- To be done: Can all of these lines be returned exactly?
## Begin Recorded information
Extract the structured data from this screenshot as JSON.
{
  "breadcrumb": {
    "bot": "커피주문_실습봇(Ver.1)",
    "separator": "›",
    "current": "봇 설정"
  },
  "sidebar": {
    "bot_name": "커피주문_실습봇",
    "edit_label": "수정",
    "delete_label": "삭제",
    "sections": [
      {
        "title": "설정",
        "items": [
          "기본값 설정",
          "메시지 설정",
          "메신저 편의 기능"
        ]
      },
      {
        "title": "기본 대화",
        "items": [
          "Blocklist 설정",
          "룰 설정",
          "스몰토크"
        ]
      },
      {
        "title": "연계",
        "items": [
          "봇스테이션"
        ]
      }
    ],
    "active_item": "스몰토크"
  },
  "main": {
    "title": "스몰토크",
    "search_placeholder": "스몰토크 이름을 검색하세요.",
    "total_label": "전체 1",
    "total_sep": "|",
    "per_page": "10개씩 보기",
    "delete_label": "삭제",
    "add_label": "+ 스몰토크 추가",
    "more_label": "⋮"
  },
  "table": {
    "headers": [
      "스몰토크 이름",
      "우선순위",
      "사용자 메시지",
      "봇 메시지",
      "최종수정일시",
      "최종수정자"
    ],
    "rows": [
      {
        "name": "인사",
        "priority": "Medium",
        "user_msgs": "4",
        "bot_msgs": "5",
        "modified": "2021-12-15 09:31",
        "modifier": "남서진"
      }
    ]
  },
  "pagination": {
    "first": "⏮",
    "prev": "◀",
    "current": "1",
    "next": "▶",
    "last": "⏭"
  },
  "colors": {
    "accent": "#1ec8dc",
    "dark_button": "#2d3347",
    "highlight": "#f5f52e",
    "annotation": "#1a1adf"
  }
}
## End Recorded information
- Response to the task:
Extract the structured data from this screenshot as JSON.
{
  "breadcrumb": {
    "bot": "커피주문_실습봇(Ver.1)",
    "separator": "›",
    "current": "봇 설정"
  },
  "sidebar": {
    "bot_name": "커피주문_실습봇",
    "edit_label": "수정",
    "delete_label": "삭제",
    "sections": [
      {
        "title": "설정",
        "items": [
          "기본값 설정",
          "메시지 설정",
          "메신저 편의 기능"
        ]
      },
      {
        "title": "기본 대화",
        "items": [
          "Blocklist 설정",
          "룰 설정",
          "스몰토크"
        ]
      },
      {
        "title": "연계",
        "items": [
          "봇스테이션"
        ]
      }
    ],
    "active_item": "스몰토크"
  },
  "main": {
    "title": "스몰토크",
    "search_placeholder": "스몰토크 이름을 검색하세요.",
    "total_label": "전체 1",
    "total_sep": "|",
    "per_page": "10개씩 보기",
    "delete_label": "삭제",
    "add_label": "+ 스몰토크 추가",
    "more_label": "⋮"
  },
  "table": {
    "headers": [
      "스몰토크 이름",
      "우선순위",
      "사용자 메시지",
      "봇 메시지",
      "최종수정일시",
      "최종수정자"
    ],
    "rows": [
      {
        "name": "인사",
        "priority": "Medium",
        "user_msgs": "4",
        "bot_msgs": "5",
        "modified": "2021-12-15 09:31",
        "modifier": "남서진"
      }
    ]
  },
  "pagination": {
    "first": "⏮",
    "prev": "◀",
    "current": "1",
    "next": "▶",
    "last": "⏭"
  },
  "colors": {
    "accent": "#1ec8dc",
    "dark_button": "#2d3347",
    "highlight": "#f5f52e",
    "annotation": "#1a1adf"
  }
}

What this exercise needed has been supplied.